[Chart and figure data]
— BEGIN —
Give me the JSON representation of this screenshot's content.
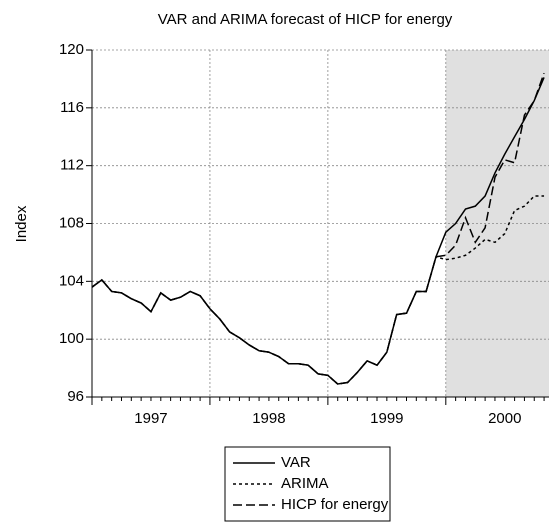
{
  "chart_data": {
    "type": "line",
    "title": "VAR and ARIMA forecast of HICP for energy",
    "y_label": "Index",
    "x": [
      1997.0,
      1997.083,
      1997.167,
      1997.25,
      1997.333,
      1997.417,
      1997.5,
      1997.583,
      1997.667,
      1997.75,
      1997.833,
      1997.917,
      1998.0,
      1998.083,
      1998.167,
      1998.25,
      1998.333,
      1998.417,
      1998.5,
      1998.583,
      1998.667,
      1998.75,
      1998.833,
      1998.917,
      1999.0,
      1999.083,
      1999.167,
      1999.25,
      1999.333,
      1999.417,
      1999.5,
      1999.583,
      1999.667,
      1999.75,
      1999.833,
      1999.917,
      2000.0,
      2000.083,
      2000.167,
      2000.25,
      2000.333,
      2000.417,
      2000.5,
      2000.583,
      2000.667,
      2000.75,
      2000.833
    ],
    "series": [
      {
        "name": "VAR",
        "color": "#000000",
        "dash": "solid",
        "values": [
          103.6,
          104.1,
          103.3,
          103.2,
          102.8,
          102.5,
          101.9,
          103.2,
          102.7,
          102.9,
          103.3,
          103.0,
          102.1,
          101.4,
          100.5,
          100.1,
          99.6,
          99.2,
          99.1,
          98.8,
          98.3,
          98.3,
          98.2,
          97.6,
          97.5,
          96.9,
          97.0,
          97.7,
          98.5,
          98.2,
          99.1,
          101.7,
          101.8,
          103.3,
          103.3,
          105.7,
          107.4,
          108.0,
          109.0,
          109.2,
          109.9,
          111.5,
          112.8,
          114.0,
          115.2,
          116.5,
          118.1
        ]
      },
      {
        "name": "ARIMA",
        "color": "#000000",
        "dash": "short",
        "values": [
          103.6,
          104.1,
          103.3,
          103.2,
          102.8,
          102.5,
          101.9,
          103.2,
          102.7,
          102.9,
          103.3,
          103.0,
          102.1,
          101.4,
          100.5,
          100.1,
          99.6,
          99.2,
          99.1,
          98.8,
          98.3,
          98.3,
          98.2,
          97.6,
          97.5,
          96.9,
          97.0,
          97.7,
          98.5,
          98.2,
          99.1,
          101.7,
          101.8,
          103.3,
          103.3,
          105.7,
          105.5,
          105.6,
          105.8,
          106.3,
          106.9,
          106.7,
          107.3,
          108.9,
          109.2,
          109.9,
          109.9
        ]
      },
      {
        "name": "HICP for energy",
        "color": "#000000",
        "dash": "long",
        "values": [
          103.6,
          104.1,
          103.3,
          103.2,
          102.8,
          102.5,
          101.9,
          103.2,
          102.7,
          102.9,
          103.3,
          103.0,
          102.1,
          101.4,
          100.5,
          100.1,
          99.6,
          99.2,
          99.1,
          98.8,
          98.3,
          98.3,
          98.2,
          97.6,
          97.5,
          96.9,
          97.0,
          97.7,
          98.5,
          98.2,
          99.1,
          101.7,
          101.8,
          103.3,
          103.3,
          105.7,
          105.8,
          106.5,
          108.4,
          106.7,
          107.7,
          111.2,
          112.4,
          112.2,
          115.5,
          116.5,
          118.4
        ]
      }
    ],
    "xlim": [
      1997,
      2000.875
    ],
    "xticks": [
      {
        "value": 1997.5,
        "label": "1997"
      },
      {
        "value": 1998.5,
        "label": "1998"
      },
      {
        "value": 1999.5,
        "label": "1999"
      },
      {
        "value": 2000.5,
        "label": "2000"
      }
    ],
    "ylim": [
      96,
      120
    ],
    "yticks": [
      96,
      100,
      104,
      108,
      112,
      116,
      120
    ],
    "shaded_region": [
      2000,
      2000.875
    ],
    "grid": true,
    "legend": "bottom"
  }
}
— END —
• _YOUR OBJECTIVE_: Without the pictures, repeat all the records word for word.

• _CORRECT OUTPUT_:
Give me the JSON representation of this screenshot's content.
{
  "chart_data": {
    "type": "line",
    "title": "VAR and ARIMA forecast of HICP for energy",
    "y_label": "Index",
    "x": [
      1997.0,
      1997.083,
      1997.167,
      1997.25,
      1997.333,
      1997.417,
      1997.5,
      1997.583,
      1997.667,
      1997.75,
      1997.833,
      1997.917,
      1998.0,
      1998.083,
      1998.167,
      1998.25,
      1998.333,
      1998.417,
      1998.5,
      1998.583,
      1998.667,
      1998.75,
      1998.833,
      1998.917,
      1999.0,
      1999.083,
      1999.167,
      1999.25,
      1999.333,
      1999.417,
      1999.5,
      1999.583,
      1999.667,
      1999.75,
      1999.833,
      1999.917,
      2000.0,
      2000.083,
      2000.167,
      2000.25,
      2000.333,
      2000.417,
      2000.5,
      2000.583,
      2000.667,
      2000.75,
      2000.833
    ],
    "series": [
      {
        "name": "VAR",
        "color": "#000000",
        "dash": "solid",
        "values": [
          103.6,
          104.1,
          103.3,
          103.2,
          102.8,
          102.5,
          101.9,
          103.2,
          102.7,
          102.9,
          103.3,
          103.0,
          102.1,
          101.4,
          100.5,
          100.1,
          99.6,
          99.2,
          99.1,
          98.8,
          98.3,
          98.3,
          98.2,
          97.6,
          97.5,
          96.9,
          97.0,
          97.7,
          98.5,
          98.2,
          99.1,
          101.7,
          101.8,
          103.3,
          103.3,
          105.7,
          107.4,
          108.0,
          109.0,
          109.2,
          109.9,
          111.5,
          112.8,
          114.0,
          115.2,
          116.5,
          118.1
        ]
      },
      {
        "name": "ARIMA",
        "color": "#000000",
        "dash": "short",
        "values": [
          103.6,
          104.1,
          103.3,
          103.2,
          102.8,
          102.5,
          101.9,
          103.2,
          102.7,
          102.9,
          103.3,
          103.0,
          102.1,
          101.4,
          100.5,
          100.1,
          99.6,
          99.2,
          99.1,
          98.8,
          98.3,
          98.3,
          98.2,
          97.6,
          97.5,
          96.9,
          97.0,
          97.7,
          98.5,
          98.2,
          99.1,
          101.7,
          101.8,
          103.3,
          103.3,
          105.7,
          105.5,
          105.6,
          105.8,
          106.3,
          106.9,
          106.7,
          107.3,
          108.9,
          109.2,
          109.9,
          109.9
        ]
      },
      {
        "name": "HICP for energy",
        "color": "#000000",
        "dash": "long",
        "values": [
          103.6,
          104.1,
          103.3,
          103.2,
          102.8,
          102.5,
          101.9,
          103.2,
          102.7,
          102.9,
          103.3,
          103.0,
          102.1,
          101.4,
          100.5,
          100.1,
          99.6,
          99.2,
          99.1,
          98.8,
          98.3,
          98.3,
          98.2,
          97.6,
          97.5,
          96.9,
          97.0,
          97.7,
          98.5,
          98.2,
          99.1,
          101.7,
          101.8,
          103.3,
          103.3,
          105.7,
          105.8,
          106.5,
          108.4,
          106.7,
          107.7,
          111.2,
          112.4,
          112.2,
          115.5,
          116.5,
          118.4
        ]
      }
    ],
    "xlim": [
      1997,
      2000.875
    ],
    "xticks": [
      {
        "value": 1997.5,
        "label": "1997"
      },
      {
        "value": 1998.5,
        "label": "1998"
      },
      {
        "value": 1999.5,
        "label": "1999"
      },
      {
        "value": 2000.5,
        "label": "2000"
      }
    ],
    "ylim": [
      96,
      120
    ],
    "yticks": [
      96,
      100,
      104,
      108,
      112,
      116,
      120
    ],
    "shaded_region": [
      2000,
      2000.875
    ],
    "grid": true,
    "legend": "bottom"
  }
}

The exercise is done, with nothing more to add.